- **Excerpt to read**:
++++++

Room correction requires the use of a microphone to calibrate its settings. The microphone is placed at the location the user intends to sit, and then the user activates a wizard that measures the room response. Using a set of specifically designed tones from each loudspeaker in turn, the computer calculates the distance, frequency, response and overall gain of each loudspeaker from the listening location at the microphone. This is applicable to both stereo and multi-channel systems. Once these measurements have been made, they are stored as a profile. This profile is used by the room correction DSP to correct the delay, overall gain, and frequency balance between loudspeaker locations so that the listening area will have a good stereo and multi-channel soundstage with improved timbre, envelopment, and front and back sensation compared to the uncorrected system.
If the user has a good microphone, the room and loudspeaker correction will automatically attempt to flatten the frequency response of each channel to compensate for relative differences in each channel, as well as any deficiencies in the frequency response from each channel.
Figure 6: Screen shot of the Room Calibration window
Virtual Surround uses simple digital methods to combine multi-channel signals into a 2-channel signal that can be decoded back into multi-channel signal using Pro Logic decoders available in most of today's audio receivers. This setting is ideal for a scenario that includes a two-channel sound card and a receiver with a surround sound enhancement mechanism.
In a multi-channel setup, it is generally expected that all the loudspeakers (center and satellite loudspeakers) are always present. However, this is not always the case. Users may not have all the loudspeakers or they may choose to selectively turn off one or more loudspeakers in a multi-channel setup. Reproduction of the sound from the missing channel by splitting it between the adjacent loudspeakers is referred to as Speaker Phantoming. A common example is absence of the center loudspeaker in a multi-channel setup. However, phantoming of other combinations such as rear left and right pairs or side left and right pairs is also possible.
More people are watching movies and television shows on their laptop computers. With Windows Vista™, you can take your home theater experience with you on the road.
Movie playback experience on a laptop is taken to the next level with virtualized surround sound over headphones. Headphone Virtualization uses advanced technology called Head Related Transfer Functions (HRTF) to account for the shape of the human head, thereby enabling a virtualized surround sound experience through your stereo headphones. The effect is one in which the sound feels like it is transcending the headphones, providing an "outside-the-head" listening experience. With this experience, users are able to distinguish sound from side to side as well as from front to back.
With conventional headphone playback, spatial cues that a listener would normally experience with playback over loudspeakers are not possible. The result is an unnaturally wide stereo image forming a straight line between your ears. Left and right sounds appear to occur directly beside the listener, while center sounds appear to be within the listener's head. Headphone virtualization transmits spatial cues that help the brain to localize the sounds and integrate them into a sound field, thus giving the listener the feeling that the sounds are "out of the head".

++++++

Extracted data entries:
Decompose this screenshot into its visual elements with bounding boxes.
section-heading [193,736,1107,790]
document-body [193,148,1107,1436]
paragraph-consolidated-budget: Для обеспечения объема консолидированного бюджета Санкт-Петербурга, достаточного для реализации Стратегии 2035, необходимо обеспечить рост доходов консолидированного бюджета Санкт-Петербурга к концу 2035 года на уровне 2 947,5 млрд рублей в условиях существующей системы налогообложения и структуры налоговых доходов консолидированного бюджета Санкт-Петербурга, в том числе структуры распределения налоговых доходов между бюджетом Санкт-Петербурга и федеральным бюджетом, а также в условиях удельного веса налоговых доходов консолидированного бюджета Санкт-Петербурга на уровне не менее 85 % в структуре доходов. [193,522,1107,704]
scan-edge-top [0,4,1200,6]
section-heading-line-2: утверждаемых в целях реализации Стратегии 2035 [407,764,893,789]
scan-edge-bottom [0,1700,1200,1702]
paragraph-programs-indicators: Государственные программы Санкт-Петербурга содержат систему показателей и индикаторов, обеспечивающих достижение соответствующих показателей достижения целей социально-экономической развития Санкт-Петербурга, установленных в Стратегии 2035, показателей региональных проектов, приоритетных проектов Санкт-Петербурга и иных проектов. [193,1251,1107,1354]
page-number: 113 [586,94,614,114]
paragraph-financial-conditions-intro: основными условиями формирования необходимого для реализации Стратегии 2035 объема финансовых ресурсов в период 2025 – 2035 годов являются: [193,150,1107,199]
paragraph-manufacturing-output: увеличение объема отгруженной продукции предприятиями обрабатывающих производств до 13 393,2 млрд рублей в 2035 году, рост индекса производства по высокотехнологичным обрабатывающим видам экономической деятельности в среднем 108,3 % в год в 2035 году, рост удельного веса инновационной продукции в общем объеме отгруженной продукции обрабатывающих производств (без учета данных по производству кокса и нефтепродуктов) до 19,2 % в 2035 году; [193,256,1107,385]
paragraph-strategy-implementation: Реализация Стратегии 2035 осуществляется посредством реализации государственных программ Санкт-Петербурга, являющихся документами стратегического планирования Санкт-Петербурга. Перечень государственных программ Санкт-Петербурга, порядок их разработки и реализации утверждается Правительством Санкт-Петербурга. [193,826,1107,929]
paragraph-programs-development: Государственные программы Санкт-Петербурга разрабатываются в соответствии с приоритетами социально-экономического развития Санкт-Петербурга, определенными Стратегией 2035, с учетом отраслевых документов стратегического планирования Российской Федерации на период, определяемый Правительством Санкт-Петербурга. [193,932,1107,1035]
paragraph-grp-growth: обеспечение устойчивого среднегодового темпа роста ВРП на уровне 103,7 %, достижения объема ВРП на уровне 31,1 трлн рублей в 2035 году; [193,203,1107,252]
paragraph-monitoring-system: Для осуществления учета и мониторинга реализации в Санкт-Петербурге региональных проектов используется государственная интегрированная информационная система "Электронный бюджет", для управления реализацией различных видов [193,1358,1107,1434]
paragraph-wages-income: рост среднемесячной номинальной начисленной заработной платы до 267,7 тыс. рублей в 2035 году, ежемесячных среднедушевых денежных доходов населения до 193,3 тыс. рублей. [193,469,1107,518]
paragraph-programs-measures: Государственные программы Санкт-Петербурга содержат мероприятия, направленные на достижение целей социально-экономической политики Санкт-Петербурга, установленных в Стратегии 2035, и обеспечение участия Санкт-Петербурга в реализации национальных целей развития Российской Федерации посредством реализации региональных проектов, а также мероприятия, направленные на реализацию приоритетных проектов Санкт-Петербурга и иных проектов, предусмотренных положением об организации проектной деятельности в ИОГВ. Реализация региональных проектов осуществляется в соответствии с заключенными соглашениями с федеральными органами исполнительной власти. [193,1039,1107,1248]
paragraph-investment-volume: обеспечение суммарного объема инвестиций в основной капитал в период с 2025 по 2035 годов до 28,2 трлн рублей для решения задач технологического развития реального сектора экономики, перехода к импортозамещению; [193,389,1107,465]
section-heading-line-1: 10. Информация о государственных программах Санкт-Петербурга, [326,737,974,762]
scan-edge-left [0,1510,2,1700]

++++++

- **Exercise aim**: Continue the Windows Vista audio enhancements text from its final sentence, about headphone virtualization making sounds feel "out of the head".

- **Answer for the task**:
HRTF describe the acoustic cues that not only help listeners locate the direction and source of sound but also the type of acoustic environment surrounding the listener. The HRTF are measurable characteristics that depict the near-ear response, far-ear response, and inter-aural delay (the delay between the two ears). These characteristics can be synthesized using digital signal processing and the effect can be delivered to headphones. The brain then uses the three-dimensional spatial cue to recreate and realize an exceptional listening experience.
This function can only be enabled by indicating that the user is listening with headphones, as shown in the following screen shot.
Figure 7: Screen shot of the Headphone Virtualization option
In systems that have speakers with limited bass capability—such as laptops—it is sometimes beneficial to boost the bass in the frequency range that the speaker can support, in order to increase the perceived quality of the audio. Bass boost essentially provides this functionality by providing a gain in the mid-bass range, thereby making the audio sound better on mobile devices with very small speakers.
The Audio System Effects are accessible through the Audio control panel (Audio CPL). In the Audio CPL, users can set up the physical loudspeaker configuration. Users can also specify if the audio end points are loudspeakers, headphones, or a Sony/Philips Digital Interface (S/PDIF) receiver, as shown in the following screen shot.
Figure 8: Screenshot of the Audio Control Panel
Once a user chooses the end point, the user must go through a Speaker Configuration Wizard. In the wizard, users choose the loudspeaker setup for the system (stereo or multi-channel) and verify that the setup is accurate by playing test tones through the loudspeakers, as shown in the following screen shot.
Figure 9: Screen shot of the Speaker Configuration Wizard
In addition, users can specify the physical characteristics of the loudspeakers, such as which loudspeakers are full range, whether any loudspeakers are absent, and so on.
The loudspeaker configuration settings determine which audio effects are enabled. The loudspeaker characteristics also set some of the parameters required for audio effects such as Bass Management and Speaker Phantoming.
Upon completion of the Speaker Configuration Wizard, users can select audio system effects pertinent to the loudspeaker configuration. The Enhancements tab in the Audio control panel takes you to the Audio System Effects window.
Figure 10: Screenshot of the Speaker Properties in the Audio Control Panel
Depending on which audio end point, loudspeaker configuration, and loudspeaker characteristics are chosen, certain audio system effects will be available for users to choose from.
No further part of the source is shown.